## Your goal
Write the data below out exactly as it stands. Do not include the pictures.
— start of Records provided —
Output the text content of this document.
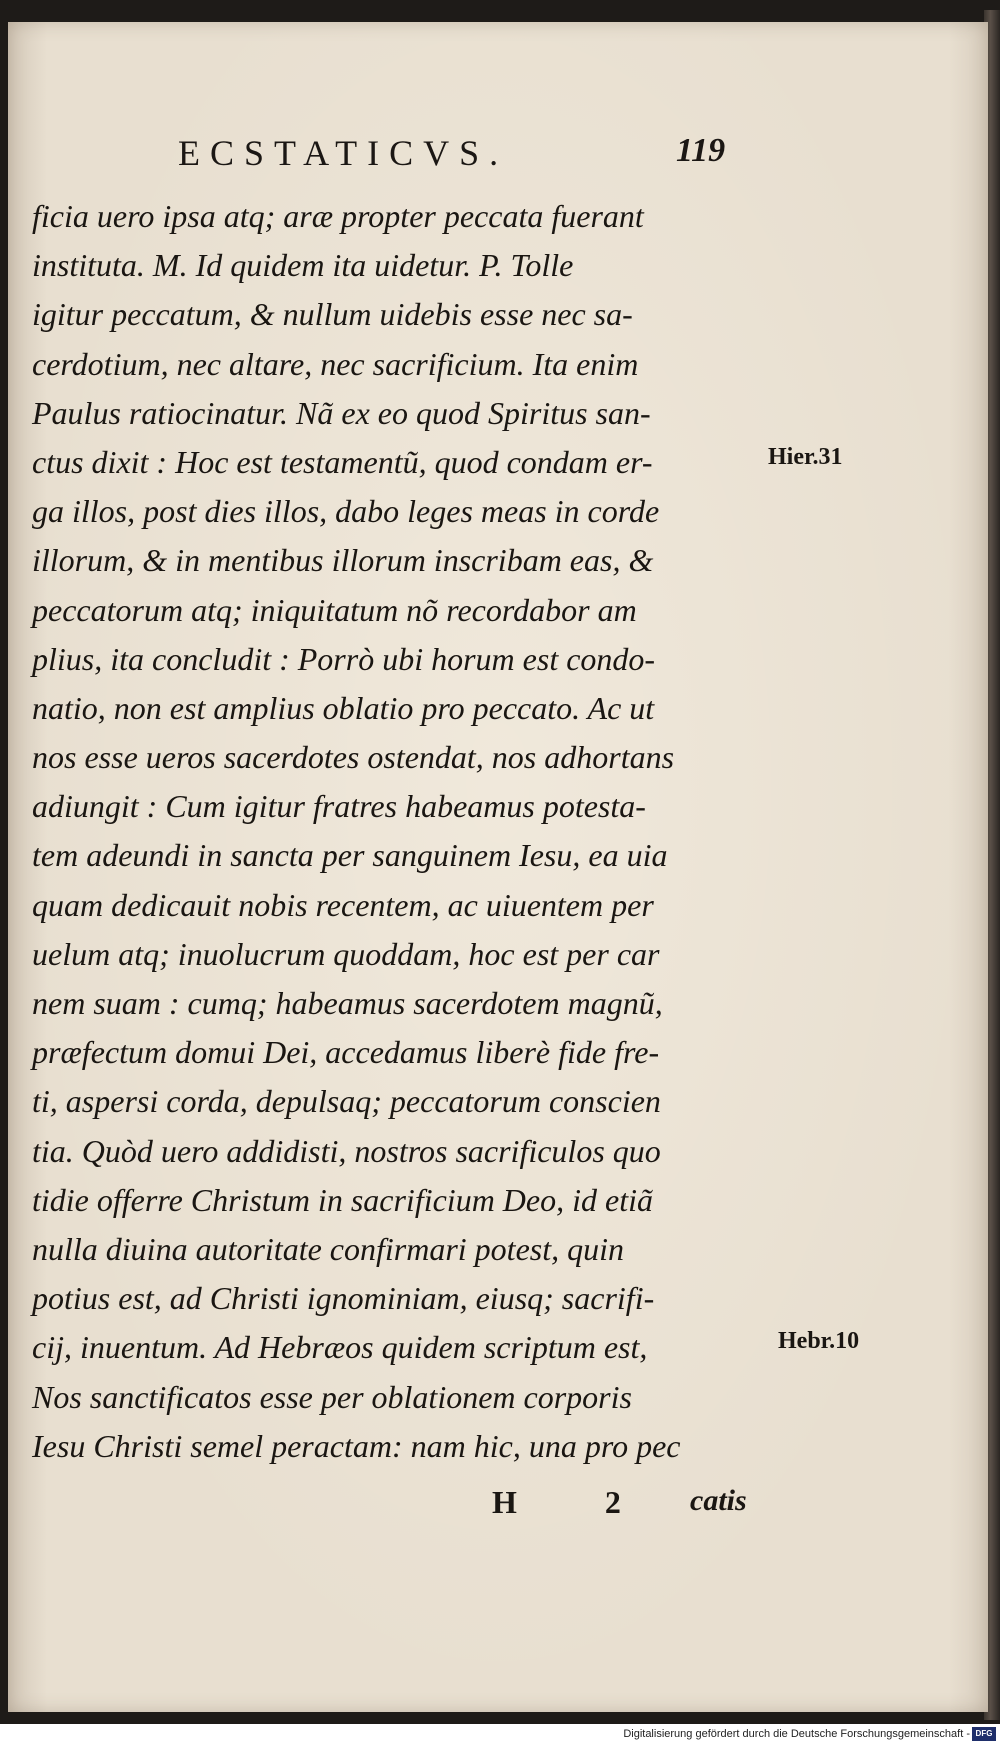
ECSTATICVS.	119
ficia uero ipsa atq; aræ propter peccata fuerant
instituta. M. Id quidem ita uidetur. P. Tolle
igitur peccatum, & nullum uidebis esse nec sa-
cerdotium, nec altare, nec sacrificium. Ita enim
Paulus ratiocinatur. Nã ex eo quod Spiritus san-
ctus dixit : Hoc est testamentũ, quod condam er-
ga illos, post dies illos, dabo leges meas in corde
illorum, & in mentibus illorum inscribam eas, &
peccatorum atq; iniquitatum nõ recordabor am
plius, ita concludit : Porrò ubi horum est condo-
natio, non est amplius oblatio pro peccato. Ac ut
nos esse ueros sacerdotes ostendat, nos adhortans
adiungit : Cum igitur fratres habeamus potesta-
tem adeundi in sancta per sanguinem Iesu, ea uia
quam dedicauit nobis recentem, ac uiuentem per
uelum atq; inuolucrum quoddam, hoc est per car
nem suam : cumq; habeamus sacerdotem magnũ,
præfectum domui Dei, accedamus liberè fide fre-
ti, aspersi corda, depulsaq; peccatorum conscien
tia. Quòd uero addidisti, nostros sacrificulos quo
tidie offerre Christum in sacrificium Deo, id etiã
nulla diuina autoritate confirmari potest, quin
potius est, ad Christi ignominiam, eiusq; sacrifi-
cij, inuentum. Ad Hebræos quidem scriptum est,
Nos sanctificatos esse per oblationem corporis
Iesu Christi semel peractam: nam hic, una pro pec
Hier.31
Hebr.10
H 2 catis
Digitalisierung gefördert durch die Deutsche Forschungsgemeinschaft - DFG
— end of Records provided —
## Response to this exercise
Output the text content of this document.
ECSTATICVS.	119
ficia uero ipsa atq; aræ propter peccata fuerant
instituta. M. Id quidem ita uidetur. P. Tolle
igitur peccatum, & nullum uidebis esse nec sa-
cerdotium, nec altare, nec sacrificium. Ita enim
Paulus ratiocinatur. Nã ex eo quod Spiritus san-
ctus dixit : Hoc est testamentũ, quod condam er-
ga illos, post dies illos, dabo leges meas in corde
illorum, & in mentibus illorum inscribam eas, &
peccatorum atq; iniquitatum nõ recordabor am
plius, ita concludit : Porrò ubi horum est condo-
natio, non est amplius oblatio pro peccato. Ac ut
nos esse ueros sacerdotes ostendat, nos adhortans
adiungit : Cum igitur fratres habeamus potesta-
tem adeundi in sancta per sanguinem Iesu, ea uia
quam dedicauit nobis recentem, ac uiuentem per
uelum atq; inuolucrum quoddam, hoc est per car
nem suam : cumq; habeamus sacerdotem magnũ,
præfectum domui Dei, accedamus liberè fide fre-
ti, aspersi corda, depulsaq; peccatorum conscien
tia. Quòd uero addidisti, nostros sacrificulos quo
tidie offerre Christum in sacrificium Deo, id etiã
nulla diuina autoritate confirmari potest, quin
potius est, ad Christi ignominiam, eiusq; sacrifi-
cij, inuentum. Ad Hebræos quidem scriptum est,
Nos sanctificatos esse per oblationem corporis
Iesu Christi semel peractam: nam hic, una pro pec
Hier.31
Hebr.10
H 2 catis
Digitalisierung gefördert durch die Deutsche Forschungsgemeinschaft - DFG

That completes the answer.